*EXERCISE PROMPT*. Locate the string "Company" in the listing below. Copy every line where it is found.
### ITEMS
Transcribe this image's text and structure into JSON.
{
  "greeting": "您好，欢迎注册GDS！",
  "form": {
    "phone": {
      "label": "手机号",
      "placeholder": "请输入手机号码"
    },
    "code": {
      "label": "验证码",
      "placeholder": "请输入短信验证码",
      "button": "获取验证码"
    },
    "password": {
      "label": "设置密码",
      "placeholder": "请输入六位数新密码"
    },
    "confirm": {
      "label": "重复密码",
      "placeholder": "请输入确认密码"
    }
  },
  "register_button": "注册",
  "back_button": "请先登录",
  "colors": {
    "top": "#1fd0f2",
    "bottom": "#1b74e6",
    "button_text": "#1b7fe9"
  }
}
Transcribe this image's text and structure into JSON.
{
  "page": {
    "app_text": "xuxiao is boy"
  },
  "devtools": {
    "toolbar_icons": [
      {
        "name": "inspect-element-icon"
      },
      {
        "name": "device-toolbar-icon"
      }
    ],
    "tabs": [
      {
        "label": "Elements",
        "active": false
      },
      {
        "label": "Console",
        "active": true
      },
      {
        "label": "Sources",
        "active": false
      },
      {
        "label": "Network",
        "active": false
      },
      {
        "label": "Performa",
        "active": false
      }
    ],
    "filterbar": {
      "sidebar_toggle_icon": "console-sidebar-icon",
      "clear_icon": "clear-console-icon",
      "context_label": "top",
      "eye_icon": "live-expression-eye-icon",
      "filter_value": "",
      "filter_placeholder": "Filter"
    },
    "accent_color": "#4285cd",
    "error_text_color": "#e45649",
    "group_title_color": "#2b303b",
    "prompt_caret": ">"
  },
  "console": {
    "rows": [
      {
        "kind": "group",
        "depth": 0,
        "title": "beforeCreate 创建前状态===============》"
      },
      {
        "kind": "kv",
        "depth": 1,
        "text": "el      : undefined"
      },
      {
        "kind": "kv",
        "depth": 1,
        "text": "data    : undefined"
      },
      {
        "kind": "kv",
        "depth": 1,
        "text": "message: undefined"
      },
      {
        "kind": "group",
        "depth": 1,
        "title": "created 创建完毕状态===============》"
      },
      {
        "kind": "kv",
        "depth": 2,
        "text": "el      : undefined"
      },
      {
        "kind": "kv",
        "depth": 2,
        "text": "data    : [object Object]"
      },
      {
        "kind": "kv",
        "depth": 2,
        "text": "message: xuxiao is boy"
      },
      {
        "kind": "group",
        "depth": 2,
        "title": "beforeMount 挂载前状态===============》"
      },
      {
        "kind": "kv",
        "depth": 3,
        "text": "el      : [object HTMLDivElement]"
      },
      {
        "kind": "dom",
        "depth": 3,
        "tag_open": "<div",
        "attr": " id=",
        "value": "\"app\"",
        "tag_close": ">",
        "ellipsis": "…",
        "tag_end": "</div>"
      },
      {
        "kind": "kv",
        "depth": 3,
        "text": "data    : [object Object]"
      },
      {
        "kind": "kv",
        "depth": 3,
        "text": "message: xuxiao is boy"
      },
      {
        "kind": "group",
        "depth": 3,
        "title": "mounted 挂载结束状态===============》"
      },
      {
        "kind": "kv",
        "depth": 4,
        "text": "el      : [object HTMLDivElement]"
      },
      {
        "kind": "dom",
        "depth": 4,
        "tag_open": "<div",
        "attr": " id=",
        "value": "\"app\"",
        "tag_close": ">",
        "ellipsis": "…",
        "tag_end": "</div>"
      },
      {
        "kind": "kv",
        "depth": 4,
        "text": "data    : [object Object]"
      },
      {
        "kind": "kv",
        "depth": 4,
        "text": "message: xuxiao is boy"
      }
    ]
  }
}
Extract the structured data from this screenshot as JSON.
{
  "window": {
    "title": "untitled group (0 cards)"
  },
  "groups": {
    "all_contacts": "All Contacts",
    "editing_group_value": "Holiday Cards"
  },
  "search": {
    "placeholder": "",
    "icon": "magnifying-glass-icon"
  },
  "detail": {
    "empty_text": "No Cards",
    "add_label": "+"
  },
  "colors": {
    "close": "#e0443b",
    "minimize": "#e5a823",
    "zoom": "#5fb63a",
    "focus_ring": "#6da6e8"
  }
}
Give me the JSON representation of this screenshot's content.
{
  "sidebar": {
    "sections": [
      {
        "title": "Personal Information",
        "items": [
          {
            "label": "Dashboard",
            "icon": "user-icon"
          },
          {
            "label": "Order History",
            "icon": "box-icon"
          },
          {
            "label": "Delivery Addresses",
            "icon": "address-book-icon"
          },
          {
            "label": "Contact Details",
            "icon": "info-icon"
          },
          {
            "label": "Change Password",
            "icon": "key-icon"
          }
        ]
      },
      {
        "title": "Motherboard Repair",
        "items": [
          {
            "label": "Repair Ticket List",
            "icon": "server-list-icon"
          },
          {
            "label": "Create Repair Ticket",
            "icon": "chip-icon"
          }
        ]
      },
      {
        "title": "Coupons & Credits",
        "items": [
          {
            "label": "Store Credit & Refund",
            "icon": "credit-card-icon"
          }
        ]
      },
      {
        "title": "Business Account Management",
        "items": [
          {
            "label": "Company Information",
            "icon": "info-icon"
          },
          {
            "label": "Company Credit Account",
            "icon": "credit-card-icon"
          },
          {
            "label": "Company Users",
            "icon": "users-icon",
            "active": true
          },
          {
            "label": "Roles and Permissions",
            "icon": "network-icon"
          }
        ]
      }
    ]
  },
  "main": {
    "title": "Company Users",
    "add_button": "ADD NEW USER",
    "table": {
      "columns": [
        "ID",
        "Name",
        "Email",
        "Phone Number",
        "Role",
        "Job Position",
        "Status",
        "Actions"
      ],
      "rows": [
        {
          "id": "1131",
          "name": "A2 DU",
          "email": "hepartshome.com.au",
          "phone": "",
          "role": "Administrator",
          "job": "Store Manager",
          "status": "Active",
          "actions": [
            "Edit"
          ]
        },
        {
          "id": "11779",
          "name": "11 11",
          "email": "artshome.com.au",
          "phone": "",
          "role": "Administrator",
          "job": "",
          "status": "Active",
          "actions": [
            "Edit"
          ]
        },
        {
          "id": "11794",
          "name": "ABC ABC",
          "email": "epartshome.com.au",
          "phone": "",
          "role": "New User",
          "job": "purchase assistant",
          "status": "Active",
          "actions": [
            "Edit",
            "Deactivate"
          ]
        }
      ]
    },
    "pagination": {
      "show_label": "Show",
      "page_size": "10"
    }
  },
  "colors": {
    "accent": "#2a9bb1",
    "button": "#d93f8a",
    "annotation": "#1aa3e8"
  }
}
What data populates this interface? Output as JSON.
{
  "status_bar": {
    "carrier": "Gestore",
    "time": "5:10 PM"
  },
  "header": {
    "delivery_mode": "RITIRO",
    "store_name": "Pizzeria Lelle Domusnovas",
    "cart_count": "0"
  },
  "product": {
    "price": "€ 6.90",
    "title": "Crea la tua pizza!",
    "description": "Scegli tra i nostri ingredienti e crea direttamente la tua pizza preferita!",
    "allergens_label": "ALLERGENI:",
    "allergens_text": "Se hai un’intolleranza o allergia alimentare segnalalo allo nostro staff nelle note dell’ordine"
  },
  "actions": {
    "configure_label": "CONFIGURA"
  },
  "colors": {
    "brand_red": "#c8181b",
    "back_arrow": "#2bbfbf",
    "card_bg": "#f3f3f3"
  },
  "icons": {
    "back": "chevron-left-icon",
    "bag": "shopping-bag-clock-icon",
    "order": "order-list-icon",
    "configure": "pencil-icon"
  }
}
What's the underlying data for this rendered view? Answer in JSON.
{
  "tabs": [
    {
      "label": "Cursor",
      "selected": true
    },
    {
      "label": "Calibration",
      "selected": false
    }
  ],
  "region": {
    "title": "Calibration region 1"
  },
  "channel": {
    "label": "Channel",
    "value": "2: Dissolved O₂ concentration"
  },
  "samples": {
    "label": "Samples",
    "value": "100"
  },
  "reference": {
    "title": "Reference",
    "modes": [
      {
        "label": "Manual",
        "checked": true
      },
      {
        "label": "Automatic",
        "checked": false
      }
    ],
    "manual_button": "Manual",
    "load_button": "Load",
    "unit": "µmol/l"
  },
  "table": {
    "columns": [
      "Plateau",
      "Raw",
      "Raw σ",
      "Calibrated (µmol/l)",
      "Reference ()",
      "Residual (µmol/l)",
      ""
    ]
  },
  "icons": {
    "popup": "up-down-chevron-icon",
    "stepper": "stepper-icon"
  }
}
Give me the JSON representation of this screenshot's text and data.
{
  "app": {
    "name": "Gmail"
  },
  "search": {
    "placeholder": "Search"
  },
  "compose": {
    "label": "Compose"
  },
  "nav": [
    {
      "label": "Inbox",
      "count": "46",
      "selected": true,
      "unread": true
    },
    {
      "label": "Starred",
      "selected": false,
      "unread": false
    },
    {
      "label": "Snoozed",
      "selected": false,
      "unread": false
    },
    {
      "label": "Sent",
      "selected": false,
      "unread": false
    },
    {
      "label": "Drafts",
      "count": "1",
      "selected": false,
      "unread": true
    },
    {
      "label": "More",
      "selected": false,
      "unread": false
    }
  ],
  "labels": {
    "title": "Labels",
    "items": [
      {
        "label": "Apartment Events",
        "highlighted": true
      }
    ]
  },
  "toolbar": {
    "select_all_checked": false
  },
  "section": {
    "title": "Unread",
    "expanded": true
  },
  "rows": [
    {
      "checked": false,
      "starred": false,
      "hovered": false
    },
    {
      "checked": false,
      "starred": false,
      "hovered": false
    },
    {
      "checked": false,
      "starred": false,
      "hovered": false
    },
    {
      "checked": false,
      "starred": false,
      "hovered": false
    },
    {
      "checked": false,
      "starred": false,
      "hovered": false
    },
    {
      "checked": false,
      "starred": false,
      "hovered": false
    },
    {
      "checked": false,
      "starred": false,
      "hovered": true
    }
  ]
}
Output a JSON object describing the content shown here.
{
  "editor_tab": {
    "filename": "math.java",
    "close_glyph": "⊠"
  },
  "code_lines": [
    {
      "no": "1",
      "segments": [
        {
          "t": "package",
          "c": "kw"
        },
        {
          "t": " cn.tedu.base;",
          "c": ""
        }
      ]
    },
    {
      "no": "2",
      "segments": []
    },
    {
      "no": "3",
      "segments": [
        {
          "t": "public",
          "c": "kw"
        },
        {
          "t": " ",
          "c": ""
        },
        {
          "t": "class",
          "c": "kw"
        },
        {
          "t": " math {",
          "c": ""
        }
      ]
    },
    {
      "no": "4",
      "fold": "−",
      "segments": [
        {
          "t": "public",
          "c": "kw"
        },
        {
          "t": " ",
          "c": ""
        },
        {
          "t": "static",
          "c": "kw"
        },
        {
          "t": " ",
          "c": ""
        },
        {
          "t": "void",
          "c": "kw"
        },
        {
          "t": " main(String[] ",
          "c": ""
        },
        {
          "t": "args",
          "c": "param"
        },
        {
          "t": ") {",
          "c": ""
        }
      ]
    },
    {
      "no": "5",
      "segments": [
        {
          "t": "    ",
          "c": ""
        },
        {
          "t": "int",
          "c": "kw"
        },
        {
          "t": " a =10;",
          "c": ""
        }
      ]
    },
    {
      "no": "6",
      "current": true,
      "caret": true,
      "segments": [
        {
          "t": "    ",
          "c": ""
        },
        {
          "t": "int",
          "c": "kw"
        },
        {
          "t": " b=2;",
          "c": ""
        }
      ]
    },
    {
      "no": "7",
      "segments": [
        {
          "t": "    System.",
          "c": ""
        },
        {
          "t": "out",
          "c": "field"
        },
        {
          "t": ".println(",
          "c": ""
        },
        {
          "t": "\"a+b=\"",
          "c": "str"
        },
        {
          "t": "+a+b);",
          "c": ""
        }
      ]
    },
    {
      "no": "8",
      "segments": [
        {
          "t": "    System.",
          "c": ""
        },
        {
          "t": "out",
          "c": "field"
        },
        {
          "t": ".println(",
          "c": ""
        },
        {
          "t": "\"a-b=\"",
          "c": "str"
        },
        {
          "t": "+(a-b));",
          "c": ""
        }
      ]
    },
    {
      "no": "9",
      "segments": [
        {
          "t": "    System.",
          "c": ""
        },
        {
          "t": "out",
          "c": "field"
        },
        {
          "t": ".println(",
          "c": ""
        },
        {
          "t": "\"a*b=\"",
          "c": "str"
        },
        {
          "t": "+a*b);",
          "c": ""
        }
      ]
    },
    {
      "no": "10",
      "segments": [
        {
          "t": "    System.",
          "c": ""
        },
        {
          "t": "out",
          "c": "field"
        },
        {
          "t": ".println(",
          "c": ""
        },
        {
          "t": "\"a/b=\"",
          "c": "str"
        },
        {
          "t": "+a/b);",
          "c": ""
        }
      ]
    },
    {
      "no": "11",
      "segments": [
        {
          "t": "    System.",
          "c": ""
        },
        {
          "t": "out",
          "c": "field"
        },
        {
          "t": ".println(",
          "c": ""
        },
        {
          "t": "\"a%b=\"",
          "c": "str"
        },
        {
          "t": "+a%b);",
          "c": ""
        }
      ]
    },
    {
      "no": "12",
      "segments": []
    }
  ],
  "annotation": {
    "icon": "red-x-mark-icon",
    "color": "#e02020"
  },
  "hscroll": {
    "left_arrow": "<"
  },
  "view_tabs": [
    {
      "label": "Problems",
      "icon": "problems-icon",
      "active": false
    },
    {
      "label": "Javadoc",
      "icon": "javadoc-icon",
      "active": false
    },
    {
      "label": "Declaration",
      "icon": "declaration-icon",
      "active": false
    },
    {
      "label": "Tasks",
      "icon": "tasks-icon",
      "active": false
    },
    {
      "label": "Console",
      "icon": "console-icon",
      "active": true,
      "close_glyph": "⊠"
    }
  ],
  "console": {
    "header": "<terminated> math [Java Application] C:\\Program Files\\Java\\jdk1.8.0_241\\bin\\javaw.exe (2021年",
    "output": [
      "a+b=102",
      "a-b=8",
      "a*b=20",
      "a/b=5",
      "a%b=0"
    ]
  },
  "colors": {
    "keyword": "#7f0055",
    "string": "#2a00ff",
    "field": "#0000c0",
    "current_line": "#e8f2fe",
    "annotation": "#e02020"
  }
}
######
*PROBLEM SOLUTION*.
            "label": "Company Information",
            "label": "Company Credit Account",
            "label": "Company Users",
    "title": "Company Users",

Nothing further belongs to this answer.